__AIM OF THE TASK__. Look through the listing below and give the number of lines that hold "Muhammad". Say nothing more.

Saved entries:
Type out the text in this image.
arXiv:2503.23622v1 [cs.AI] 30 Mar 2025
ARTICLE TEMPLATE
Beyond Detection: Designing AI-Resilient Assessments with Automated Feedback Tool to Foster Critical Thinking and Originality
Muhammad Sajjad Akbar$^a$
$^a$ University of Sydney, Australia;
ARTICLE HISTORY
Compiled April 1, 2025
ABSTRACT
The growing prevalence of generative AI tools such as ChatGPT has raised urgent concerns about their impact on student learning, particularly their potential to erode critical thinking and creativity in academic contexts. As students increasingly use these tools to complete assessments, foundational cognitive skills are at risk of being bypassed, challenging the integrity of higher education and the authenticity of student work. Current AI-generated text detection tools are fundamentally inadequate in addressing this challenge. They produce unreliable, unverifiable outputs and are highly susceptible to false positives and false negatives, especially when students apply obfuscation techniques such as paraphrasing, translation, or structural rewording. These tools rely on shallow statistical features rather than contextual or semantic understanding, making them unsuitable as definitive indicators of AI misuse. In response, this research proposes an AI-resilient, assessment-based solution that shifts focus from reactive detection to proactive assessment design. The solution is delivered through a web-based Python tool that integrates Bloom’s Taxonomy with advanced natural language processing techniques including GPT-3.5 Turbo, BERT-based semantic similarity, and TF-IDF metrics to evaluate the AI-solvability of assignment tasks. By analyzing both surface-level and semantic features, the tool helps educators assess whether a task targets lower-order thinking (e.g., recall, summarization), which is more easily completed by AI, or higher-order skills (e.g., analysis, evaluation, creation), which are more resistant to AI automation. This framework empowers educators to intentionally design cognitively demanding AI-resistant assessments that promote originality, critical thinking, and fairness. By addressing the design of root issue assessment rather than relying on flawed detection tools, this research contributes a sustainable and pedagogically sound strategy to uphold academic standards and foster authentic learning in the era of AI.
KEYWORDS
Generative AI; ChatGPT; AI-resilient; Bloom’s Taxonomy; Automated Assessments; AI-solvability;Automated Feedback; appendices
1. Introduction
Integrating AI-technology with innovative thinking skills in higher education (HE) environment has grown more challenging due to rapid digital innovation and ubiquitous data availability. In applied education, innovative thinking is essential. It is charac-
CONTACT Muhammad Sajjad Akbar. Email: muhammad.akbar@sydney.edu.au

==

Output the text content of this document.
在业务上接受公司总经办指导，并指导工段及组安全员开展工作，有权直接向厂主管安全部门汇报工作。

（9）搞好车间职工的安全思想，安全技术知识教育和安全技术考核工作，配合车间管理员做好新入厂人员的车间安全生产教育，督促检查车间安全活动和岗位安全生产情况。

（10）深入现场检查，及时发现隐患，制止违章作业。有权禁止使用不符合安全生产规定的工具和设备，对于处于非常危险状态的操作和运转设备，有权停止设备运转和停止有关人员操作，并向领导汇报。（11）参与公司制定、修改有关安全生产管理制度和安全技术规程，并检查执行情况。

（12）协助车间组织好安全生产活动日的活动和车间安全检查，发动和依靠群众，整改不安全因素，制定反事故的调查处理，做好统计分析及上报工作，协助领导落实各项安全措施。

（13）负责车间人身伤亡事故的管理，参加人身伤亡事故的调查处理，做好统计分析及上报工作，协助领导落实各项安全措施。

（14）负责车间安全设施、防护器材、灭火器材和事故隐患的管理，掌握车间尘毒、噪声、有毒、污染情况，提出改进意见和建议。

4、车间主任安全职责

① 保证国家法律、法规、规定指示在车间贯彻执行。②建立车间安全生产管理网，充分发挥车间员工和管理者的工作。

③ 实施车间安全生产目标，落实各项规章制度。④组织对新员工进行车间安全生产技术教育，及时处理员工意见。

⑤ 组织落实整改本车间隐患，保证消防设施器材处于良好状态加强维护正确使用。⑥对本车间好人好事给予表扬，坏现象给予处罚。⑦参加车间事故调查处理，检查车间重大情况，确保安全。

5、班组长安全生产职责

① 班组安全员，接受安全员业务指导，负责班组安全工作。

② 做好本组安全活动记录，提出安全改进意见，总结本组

---

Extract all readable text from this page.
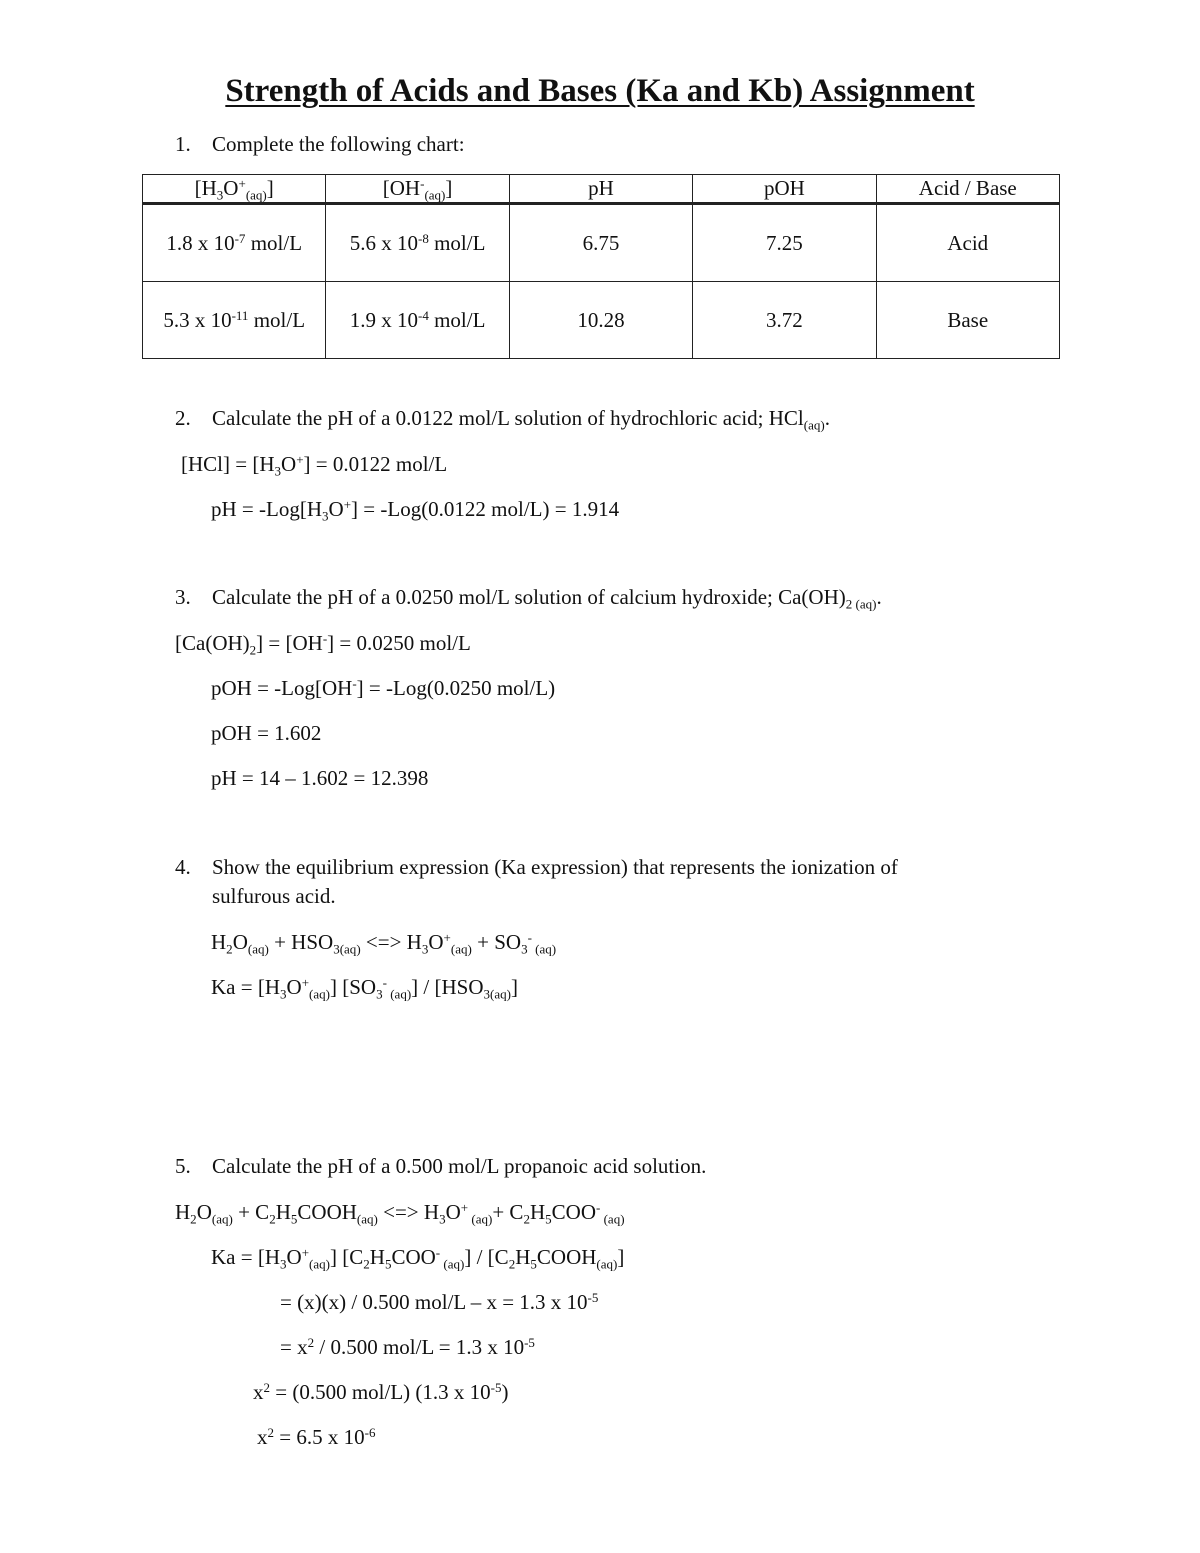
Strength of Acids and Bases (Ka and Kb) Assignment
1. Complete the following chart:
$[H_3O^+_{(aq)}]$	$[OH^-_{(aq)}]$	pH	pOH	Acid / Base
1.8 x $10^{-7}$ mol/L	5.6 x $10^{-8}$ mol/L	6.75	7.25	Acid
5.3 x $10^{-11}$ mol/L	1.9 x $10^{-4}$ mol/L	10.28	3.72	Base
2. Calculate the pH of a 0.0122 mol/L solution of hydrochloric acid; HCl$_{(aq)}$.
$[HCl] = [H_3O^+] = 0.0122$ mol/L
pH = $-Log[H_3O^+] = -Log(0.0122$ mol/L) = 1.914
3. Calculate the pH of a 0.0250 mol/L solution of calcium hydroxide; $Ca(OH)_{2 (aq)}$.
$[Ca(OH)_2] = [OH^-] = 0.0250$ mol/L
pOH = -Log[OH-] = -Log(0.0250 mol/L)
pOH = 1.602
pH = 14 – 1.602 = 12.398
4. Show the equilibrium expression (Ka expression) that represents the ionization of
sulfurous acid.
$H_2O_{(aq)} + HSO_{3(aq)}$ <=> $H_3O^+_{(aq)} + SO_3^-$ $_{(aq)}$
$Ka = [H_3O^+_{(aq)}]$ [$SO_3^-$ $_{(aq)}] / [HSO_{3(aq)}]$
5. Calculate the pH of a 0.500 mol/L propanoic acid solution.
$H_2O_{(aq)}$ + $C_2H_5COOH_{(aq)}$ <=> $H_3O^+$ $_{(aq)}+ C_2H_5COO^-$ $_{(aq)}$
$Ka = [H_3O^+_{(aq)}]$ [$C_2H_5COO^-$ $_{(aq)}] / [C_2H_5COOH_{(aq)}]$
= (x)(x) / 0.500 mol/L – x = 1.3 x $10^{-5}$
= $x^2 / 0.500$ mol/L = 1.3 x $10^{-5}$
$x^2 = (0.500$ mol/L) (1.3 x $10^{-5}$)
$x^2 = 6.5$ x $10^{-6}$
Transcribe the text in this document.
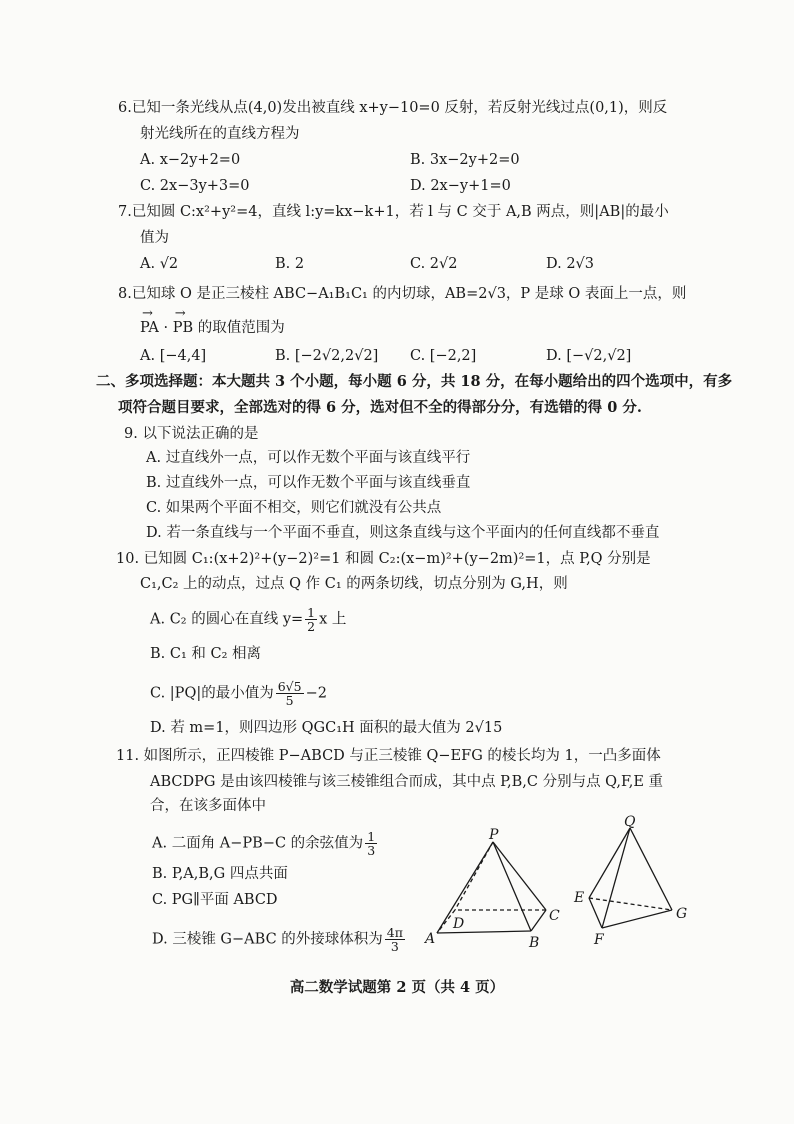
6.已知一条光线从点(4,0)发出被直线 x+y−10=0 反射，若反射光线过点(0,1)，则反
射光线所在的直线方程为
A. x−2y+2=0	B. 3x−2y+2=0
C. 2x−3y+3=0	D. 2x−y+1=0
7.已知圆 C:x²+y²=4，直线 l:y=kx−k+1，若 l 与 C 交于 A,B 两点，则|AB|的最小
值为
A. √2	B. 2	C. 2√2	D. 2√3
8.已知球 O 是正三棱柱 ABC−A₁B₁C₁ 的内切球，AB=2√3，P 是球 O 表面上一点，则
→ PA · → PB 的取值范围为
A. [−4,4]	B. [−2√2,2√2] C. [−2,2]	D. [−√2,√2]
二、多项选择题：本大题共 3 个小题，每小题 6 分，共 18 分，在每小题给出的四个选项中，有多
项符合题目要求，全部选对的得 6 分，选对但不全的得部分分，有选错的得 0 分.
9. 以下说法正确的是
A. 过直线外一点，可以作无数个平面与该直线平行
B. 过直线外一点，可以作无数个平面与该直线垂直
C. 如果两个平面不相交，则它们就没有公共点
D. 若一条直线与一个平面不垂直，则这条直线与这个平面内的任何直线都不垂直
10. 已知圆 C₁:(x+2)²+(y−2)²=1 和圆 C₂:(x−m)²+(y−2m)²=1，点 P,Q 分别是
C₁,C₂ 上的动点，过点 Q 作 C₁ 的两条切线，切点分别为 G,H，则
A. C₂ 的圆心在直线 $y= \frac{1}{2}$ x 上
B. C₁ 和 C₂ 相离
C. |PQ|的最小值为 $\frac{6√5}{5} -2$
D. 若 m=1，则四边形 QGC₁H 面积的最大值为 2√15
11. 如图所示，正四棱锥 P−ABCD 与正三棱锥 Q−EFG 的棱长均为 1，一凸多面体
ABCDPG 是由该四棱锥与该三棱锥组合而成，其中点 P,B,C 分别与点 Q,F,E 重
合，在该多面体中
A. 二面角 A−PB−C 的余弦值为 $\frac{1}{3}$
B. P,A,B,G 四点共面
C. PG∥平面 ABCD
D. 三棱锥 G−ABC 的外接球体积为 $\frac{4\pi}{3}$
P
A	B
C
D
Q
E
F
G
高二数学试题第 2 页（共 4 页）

__TASK OUTPUT__. 2